**Exercise details**: Restate all the material verbatim, except for the pictures.

[START OF Input for this task]

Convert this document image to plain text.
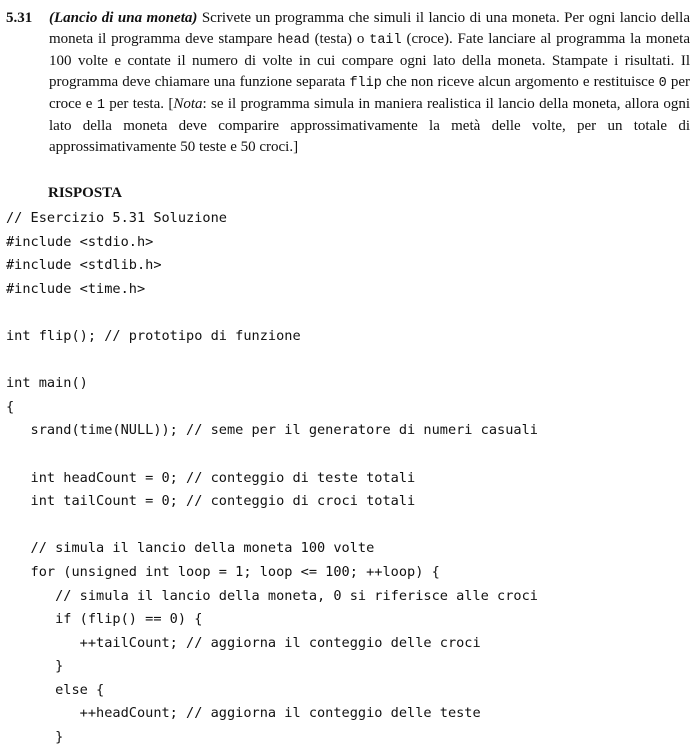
5.31 (Lancio di una moneta) Scrivete un programma che simuli il lancio di una moneta. Per ogni lancio della moneta il programma deve stampare head (testa) o tail (croce). Fate lanciare al programma la moneta 100 volte e contate il numero di volte in cui compare ogni lato della moneta. Stampate i risultati. Il programma deve chiamare una funzione separata flip che non riceve alcun argomento e restituisce 0 per croce e 1 per testa. [Nota: se il programma simula in maniera realistica il lancio della moneta, allora ogni lato della moneta deve comparire approssimativamente la metà delle volte, per un totale di approssimativamente 50 teste e 50 croci.]
RISPOSTA
// Esercizio 5.31 Soluzione
#include <stdio.h>
#include <stdlib.h>
#include <time.h>
int flip(); // prototipo di funzione
int main()
{
srand(time(NULL)); // seme per il generatore di numeri casuali
int headCount = 0; // conteggio di teste totali
int tailCount = 0; // conteggio di croci totali
// simula il lancio della moneta 100 volte
for (unsigned int loop = 1; loop <= 100; ++loop) {
// simula il lancio della moneta, 0 si riferisce alle croci
if (flip() == 0) {
++tailCount; // aggiorna il conteggio delle croci
}
else {
++headCount; // aggiorna il conteggio delle teste
}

[END OF Input for this task]

**Exercise answer**:
Convert this document image to plain text.
5.31 (Lancio di una moneta) Scrivete un programma che simuli il lancio di una moneta. Per ogni lancio della moneta il programma deve stampare head (testa) o tail (croce). Fate lanciare al programma la moneta 100 volte e contate il numero di volte in cui compare ogni lato della moneta. Stampate i risultati. Il programma deve chiamare una funzione separata flip che non riceve alcun argomento e restituisce 0 per croce e 1 per testa. [Nota: se il programma simula in maniera realistica il lancio della moneta, allora ogni lato della moneta deve comparire approssimativamente la metà delle volte, per un totale di approssimativamente 50 teste e 50 croci.]
RISPOSTA
// Esercizio 5.31 Soluzione
#include <stdio.h>
#include <stdlib.h>
#include <time.h>
int flip(); // prototipo di funzione
int main()
{
srand(time(NULL)); // seme per il generatore di numeri casuali
int headCount = 0; // conteggio di teste totali
int tailCount = 0; // conteggio di croci totali
// simula il lancio della moneta 100 volte
for (unsigned int loop = 1; loop <= 100; ++loop) {
// simula il lancio della moneta, 0 si riferisce alle croci
if (flip() == 0) {
++tailCount; // aggiorna il conteggio delle croci
}
else {
++headCount; // aggiorna il conteggio delle teste
}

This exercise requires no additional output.